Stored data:
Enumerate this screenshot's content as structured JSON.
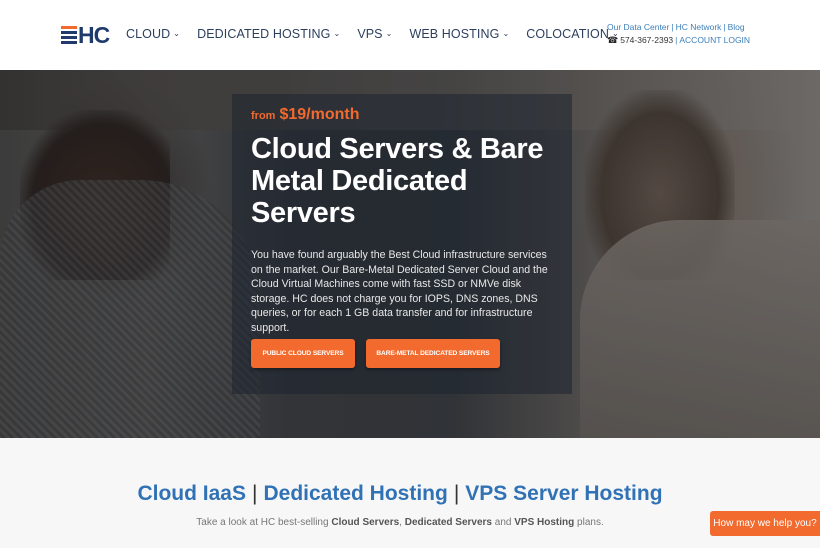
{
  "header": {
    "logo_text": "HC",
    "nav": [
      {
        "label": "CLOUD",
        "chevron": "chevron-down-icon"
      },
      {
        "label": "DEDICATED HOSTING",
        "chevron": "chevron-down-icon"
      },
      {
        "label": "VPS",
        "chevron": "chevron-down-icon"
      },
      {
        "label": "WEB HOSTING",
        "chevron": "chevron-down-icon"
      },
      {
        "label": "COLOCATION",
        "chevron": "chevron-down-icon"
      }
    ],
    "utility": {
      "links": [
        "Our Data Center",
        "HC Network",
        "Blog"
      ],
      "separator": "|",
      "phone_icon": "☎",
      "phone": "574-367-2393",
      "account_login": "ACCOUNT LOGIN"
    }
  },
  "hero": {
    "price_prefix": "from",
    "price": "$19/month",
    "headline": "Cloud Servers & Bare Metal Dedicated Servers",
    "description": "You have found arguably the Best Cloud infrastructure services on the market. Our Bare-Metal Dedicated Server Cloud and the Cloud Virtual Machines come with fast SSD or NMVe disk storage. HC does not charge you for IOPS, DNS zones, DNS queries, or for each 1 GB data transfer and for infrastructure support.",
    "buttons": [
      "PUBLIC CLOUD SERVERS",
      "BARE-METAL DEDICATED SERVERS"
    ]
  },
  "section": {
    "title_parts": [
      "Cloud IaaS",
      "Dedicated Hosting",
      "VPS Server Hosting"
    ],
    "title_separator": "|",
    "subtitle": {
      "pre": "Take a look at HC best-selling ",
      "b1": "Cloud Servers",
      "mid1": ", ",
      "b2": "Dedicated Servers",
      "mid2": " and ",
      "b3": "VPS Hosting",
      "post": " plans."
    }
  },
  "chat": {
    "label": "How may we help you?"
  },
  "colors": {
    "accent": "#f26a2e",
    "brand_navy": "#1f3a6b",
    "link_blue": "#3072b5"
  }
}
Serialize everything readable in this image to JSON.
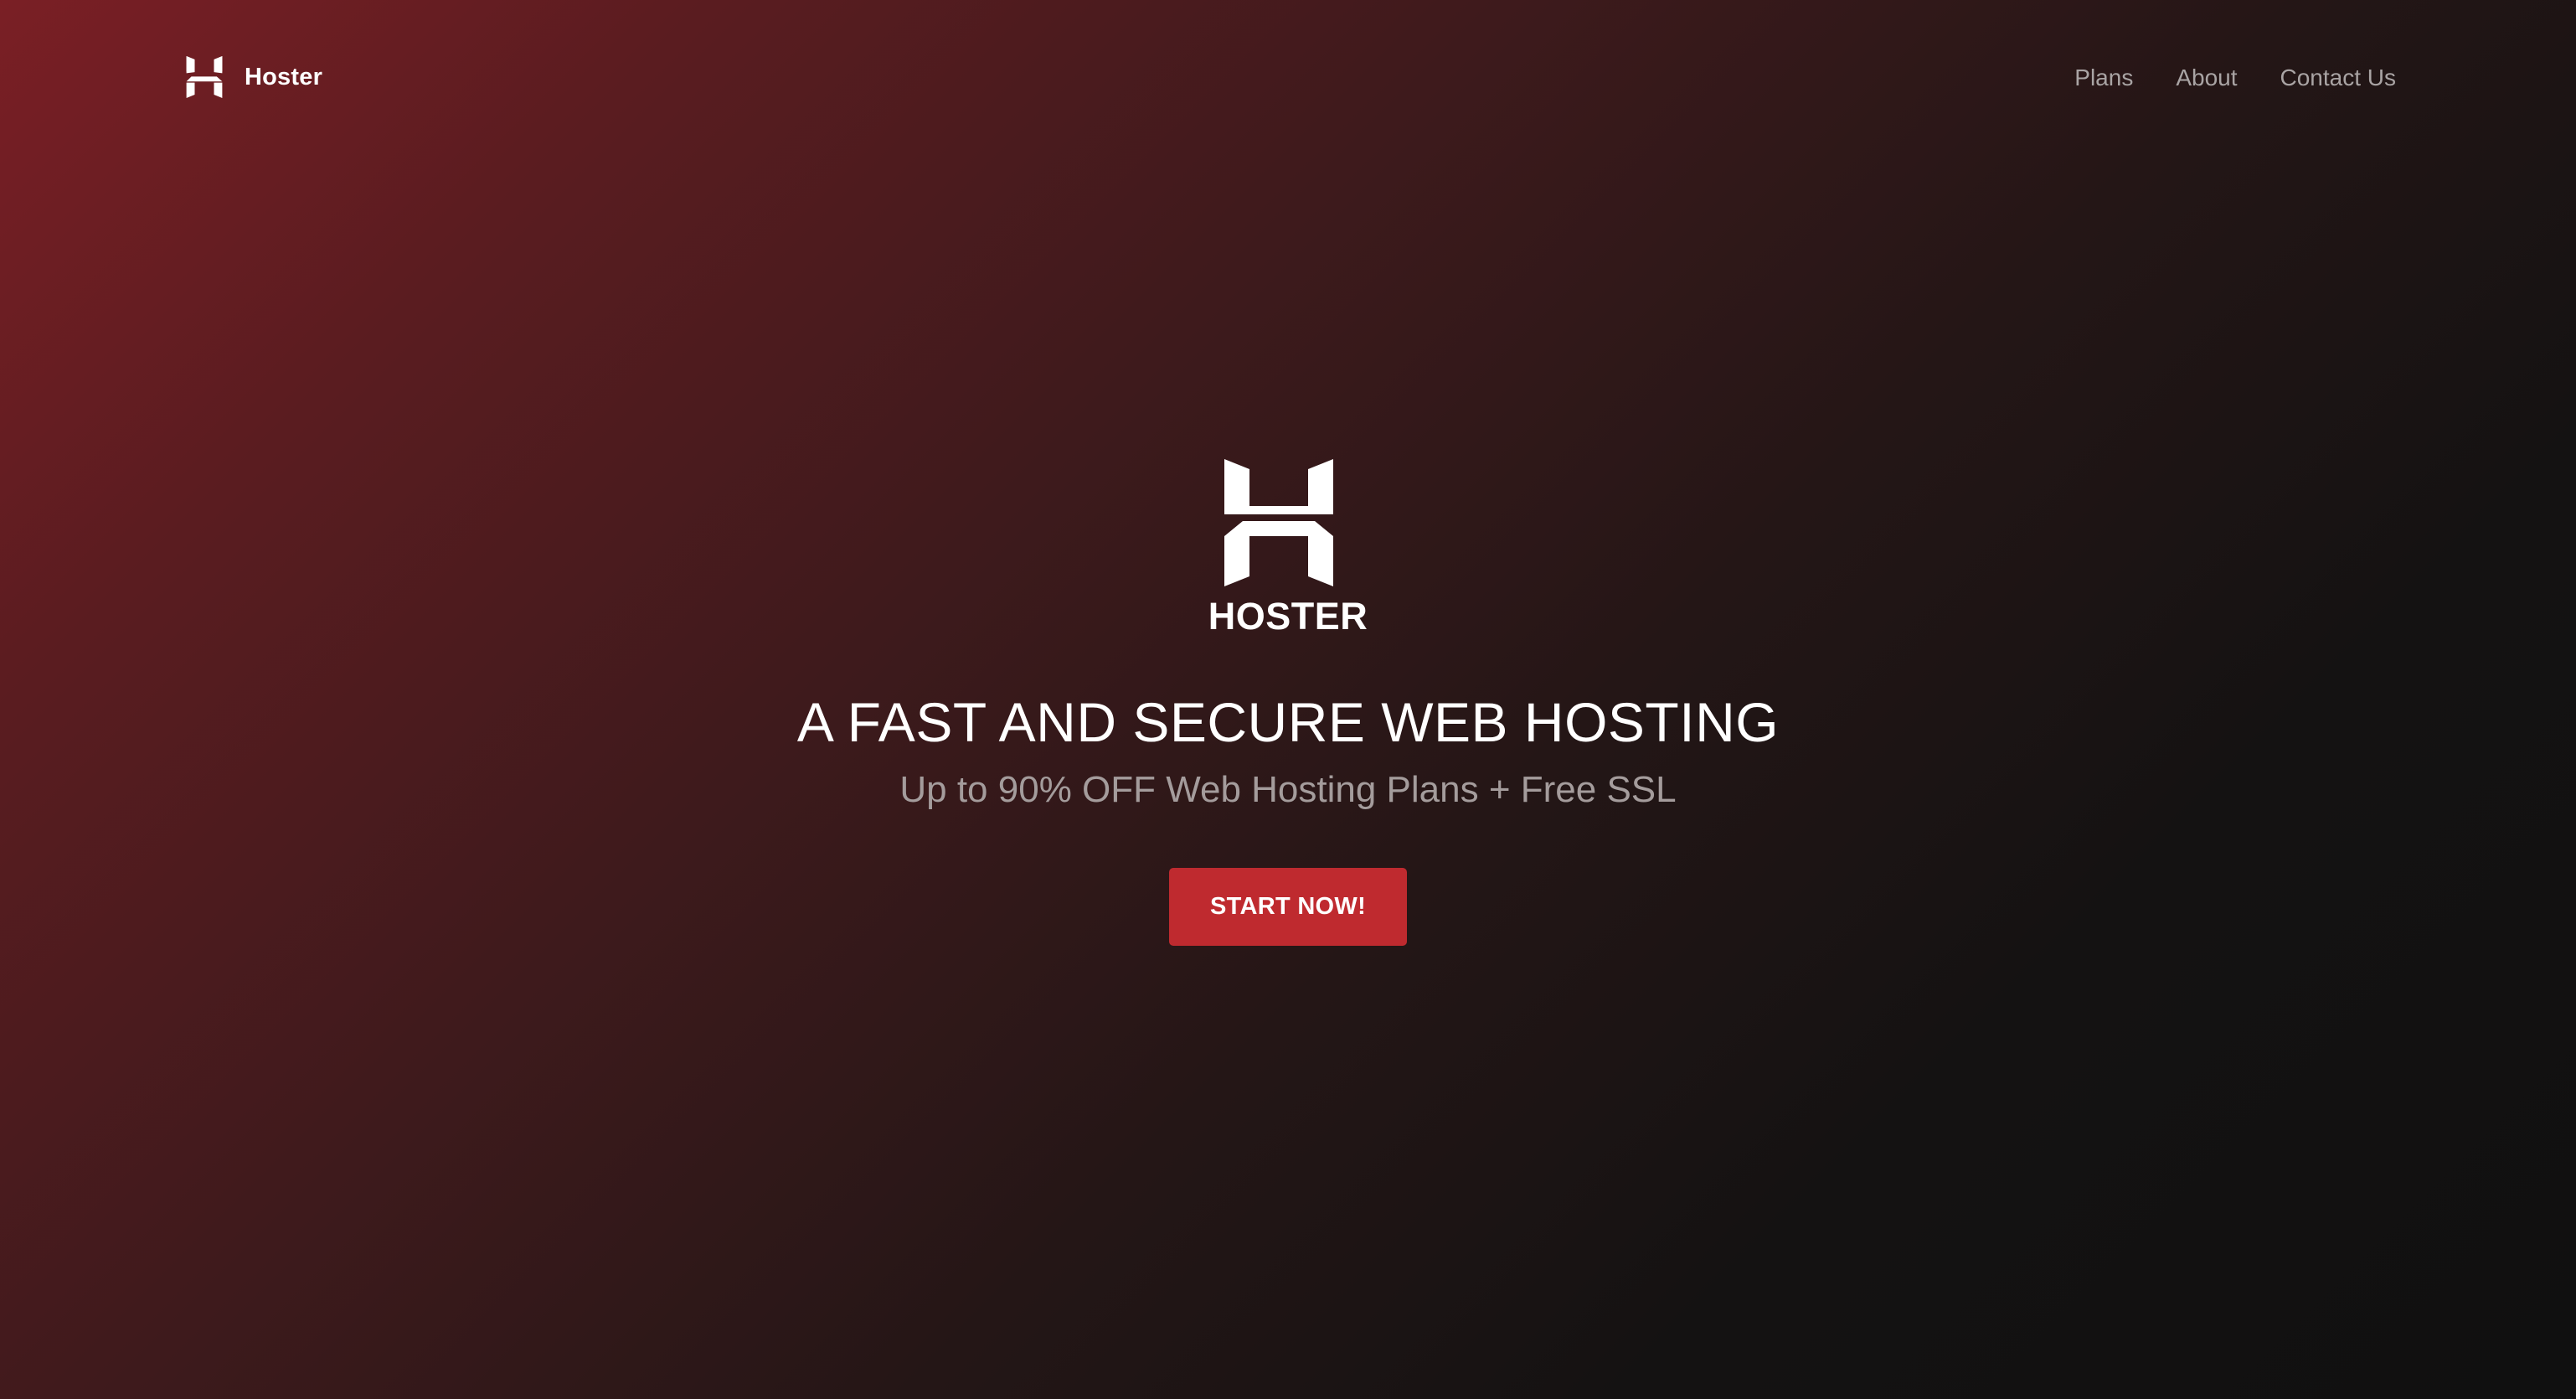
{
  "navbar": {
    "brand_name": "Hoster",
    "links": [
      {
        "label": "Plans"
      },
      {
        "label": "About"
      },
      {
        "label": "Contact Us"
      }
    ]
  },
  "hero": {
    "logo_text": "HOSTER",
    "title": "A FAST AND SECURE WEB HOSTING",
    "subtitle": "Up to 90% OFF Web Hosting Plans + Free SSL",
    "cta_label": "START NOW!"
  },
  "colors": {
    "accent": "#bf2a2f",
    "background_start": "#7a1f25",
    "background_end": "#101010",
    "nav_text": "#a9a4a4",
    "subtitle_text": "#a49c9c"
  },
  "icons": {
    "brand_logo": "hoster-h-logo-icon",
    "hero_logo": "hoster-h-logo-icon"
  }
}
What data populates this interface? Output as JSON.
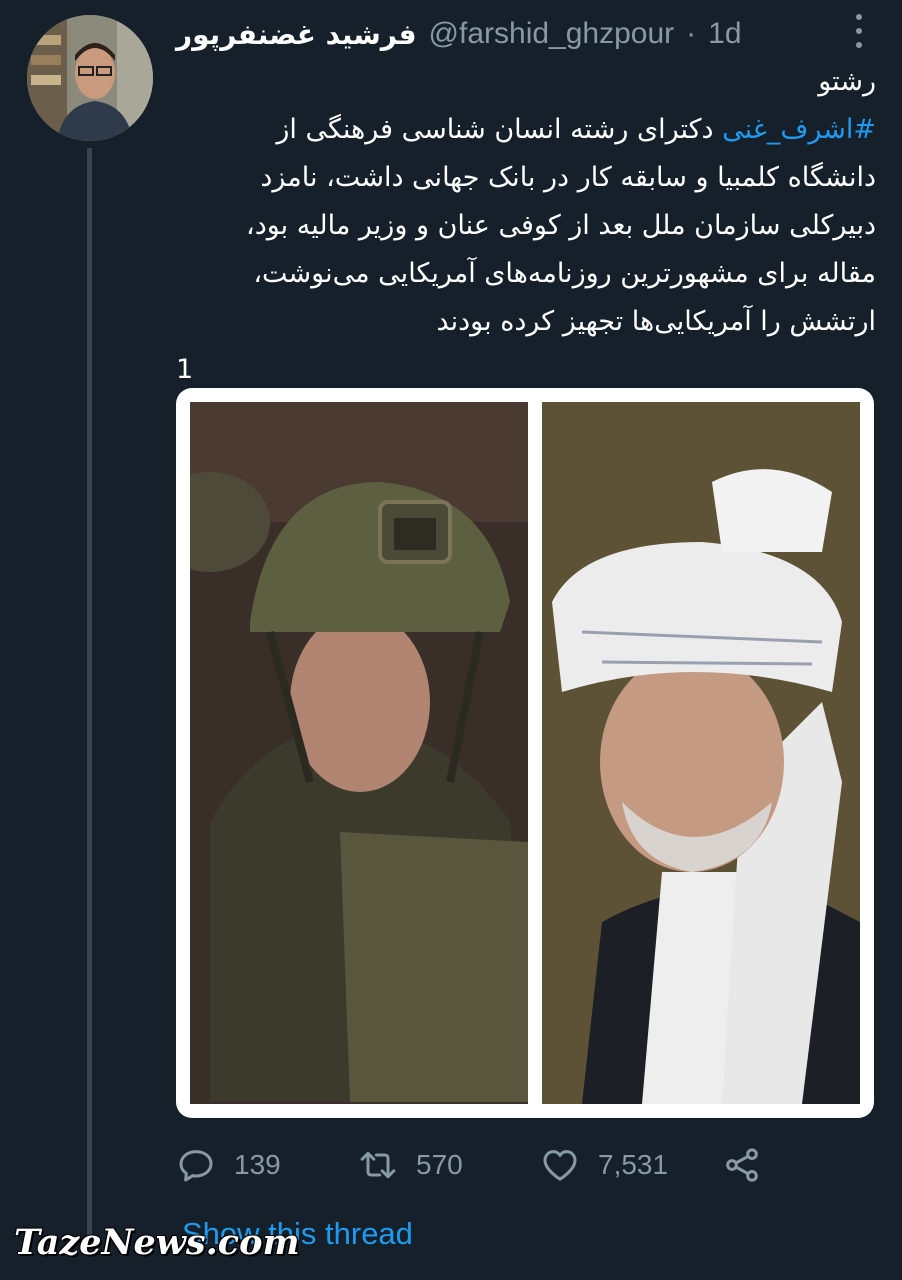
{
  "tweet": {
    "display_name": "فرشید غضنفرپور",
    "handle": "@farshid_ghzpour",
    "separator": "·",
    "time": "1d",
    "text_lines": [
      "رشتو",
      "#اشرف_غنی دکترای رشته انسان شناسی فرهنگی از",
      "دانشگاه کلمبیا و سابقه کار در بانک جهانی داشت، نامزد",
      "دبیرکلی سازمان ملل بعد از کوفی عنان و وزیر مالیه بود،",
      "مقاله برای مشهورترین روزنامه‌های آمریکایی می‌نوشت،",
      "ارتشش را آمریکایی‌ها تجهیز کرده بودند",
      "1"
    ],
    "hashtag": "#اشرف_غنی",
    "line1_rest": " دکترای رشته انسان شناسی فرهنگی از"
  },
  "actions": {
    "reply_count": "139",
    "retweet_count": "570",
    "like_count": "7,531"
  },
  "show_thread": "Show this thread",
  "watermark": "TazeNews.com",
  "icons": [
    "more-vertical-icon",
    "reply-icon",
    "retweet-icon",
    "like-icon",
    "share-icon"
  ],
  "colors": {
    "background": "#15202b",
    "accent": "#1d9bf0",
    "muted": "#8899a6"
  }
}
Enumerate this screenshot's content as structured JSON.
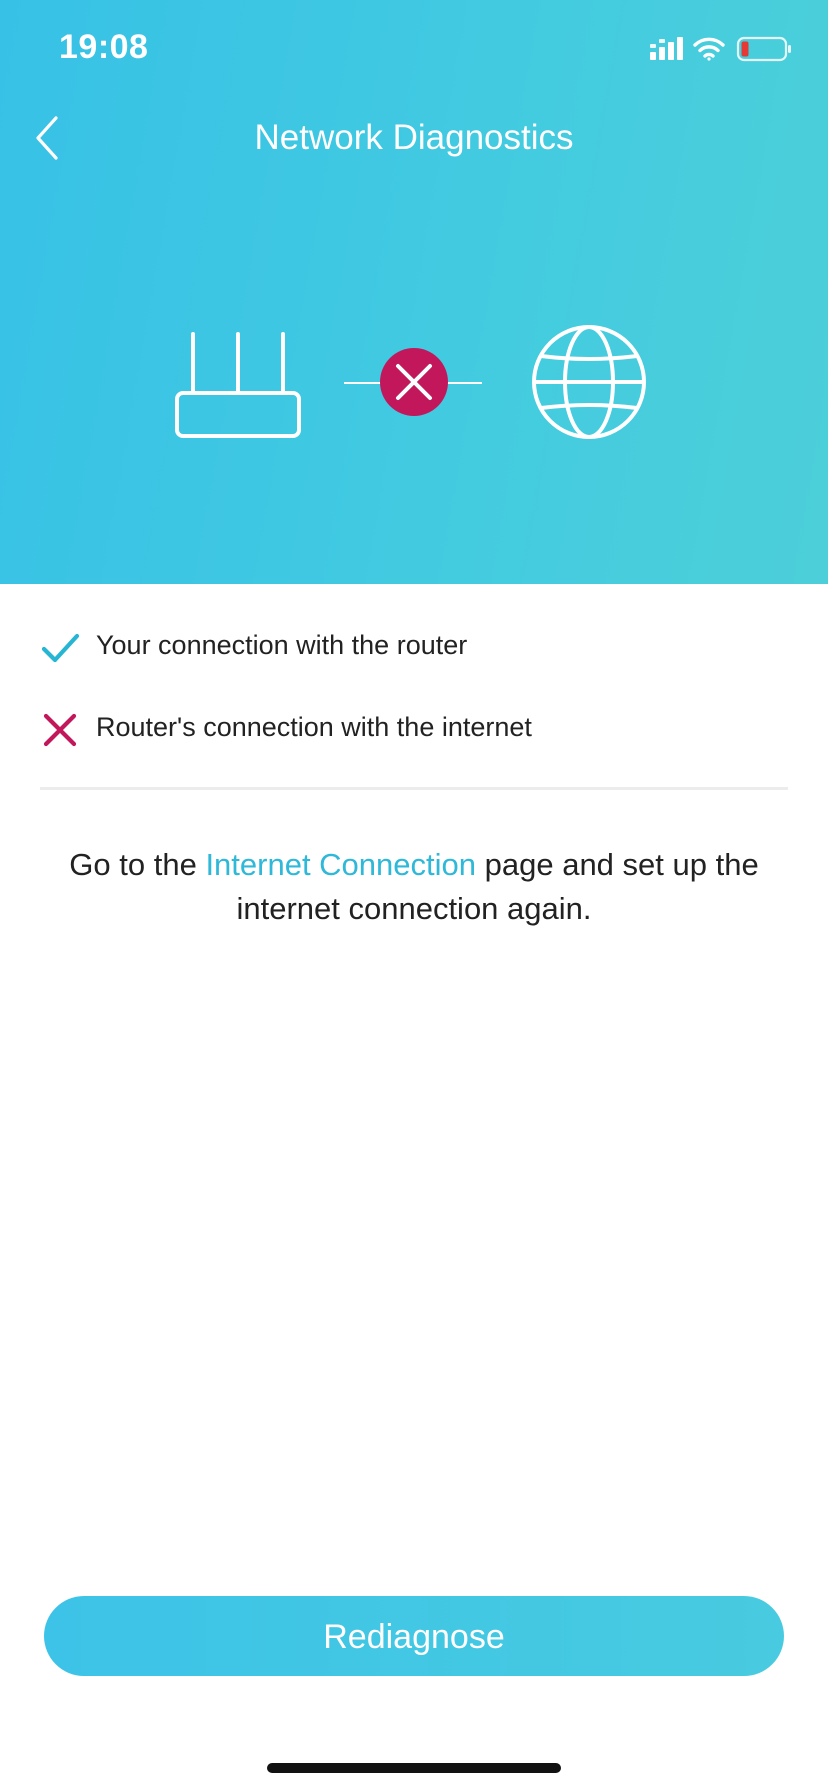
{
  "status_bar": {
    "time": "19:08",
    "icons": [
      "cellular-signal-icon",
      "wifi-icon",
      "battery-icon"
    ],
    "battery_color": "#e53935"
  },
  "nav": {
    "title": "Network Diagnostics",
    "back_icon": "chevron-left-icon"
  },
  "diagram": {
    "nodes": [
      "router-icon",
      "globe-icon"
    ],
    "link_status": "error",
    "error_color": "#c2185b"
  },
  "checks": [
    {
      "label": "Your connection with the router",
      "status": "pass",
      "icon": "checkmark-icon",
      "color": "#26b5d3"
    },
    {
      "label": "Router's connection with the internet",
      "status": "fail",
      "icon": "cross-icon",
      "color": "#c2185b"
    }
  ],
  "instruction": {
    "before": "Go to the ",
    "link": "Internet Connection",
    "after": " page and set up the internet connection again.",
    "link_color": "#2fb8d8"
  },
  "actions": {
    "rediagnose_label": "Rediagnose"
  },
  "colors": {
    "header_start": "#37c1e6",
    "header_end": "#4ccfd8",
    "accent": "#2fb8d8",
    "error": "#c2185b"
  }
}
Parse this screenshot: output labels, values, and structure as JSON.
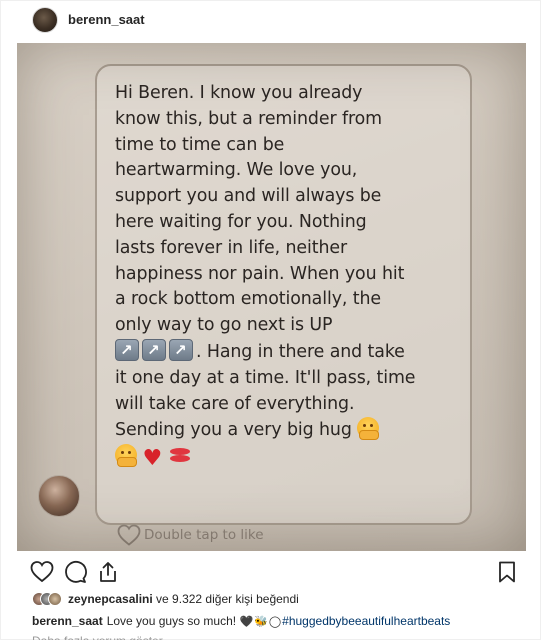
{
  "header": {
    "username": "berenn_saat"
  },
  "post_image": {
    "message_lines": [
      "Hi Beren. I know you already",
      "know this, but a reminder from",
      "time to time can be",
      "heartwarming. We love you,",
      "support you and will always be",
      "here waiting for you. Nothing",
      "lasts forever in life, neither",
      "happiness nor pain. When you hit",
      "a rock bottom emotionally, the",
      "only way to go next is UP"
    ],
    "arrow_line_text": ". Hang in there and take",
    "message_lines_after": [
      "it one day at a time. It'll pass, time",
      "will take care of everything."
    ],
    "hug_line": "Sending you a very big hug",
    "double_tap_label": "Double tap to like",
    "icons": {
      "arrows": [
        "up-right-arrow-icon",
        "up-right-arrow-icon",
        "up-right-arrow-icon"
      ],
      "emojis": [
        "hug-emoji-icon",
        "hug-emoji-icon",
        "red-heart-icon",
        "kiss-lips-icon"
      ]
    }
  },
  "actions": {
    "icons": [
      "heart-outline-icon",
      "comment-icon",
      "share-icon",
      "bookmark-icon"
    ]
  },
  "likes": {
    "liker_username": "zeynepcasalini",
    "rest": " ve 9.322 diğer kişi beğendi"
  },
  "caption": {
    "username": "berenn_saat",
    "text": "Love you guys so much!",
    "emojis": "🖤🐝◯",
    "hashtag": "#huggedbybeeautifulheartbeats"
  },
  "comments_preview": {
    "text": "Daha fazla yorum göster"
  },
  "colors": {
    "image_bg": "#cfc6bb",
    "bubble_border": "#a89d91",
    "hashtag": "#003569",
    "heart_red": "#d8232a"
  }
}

**Given problem:** Every line above that contains the word "from" should be reported.

**Written reply:**
    "price_prefix": "from",
      "know this, but a reminder from",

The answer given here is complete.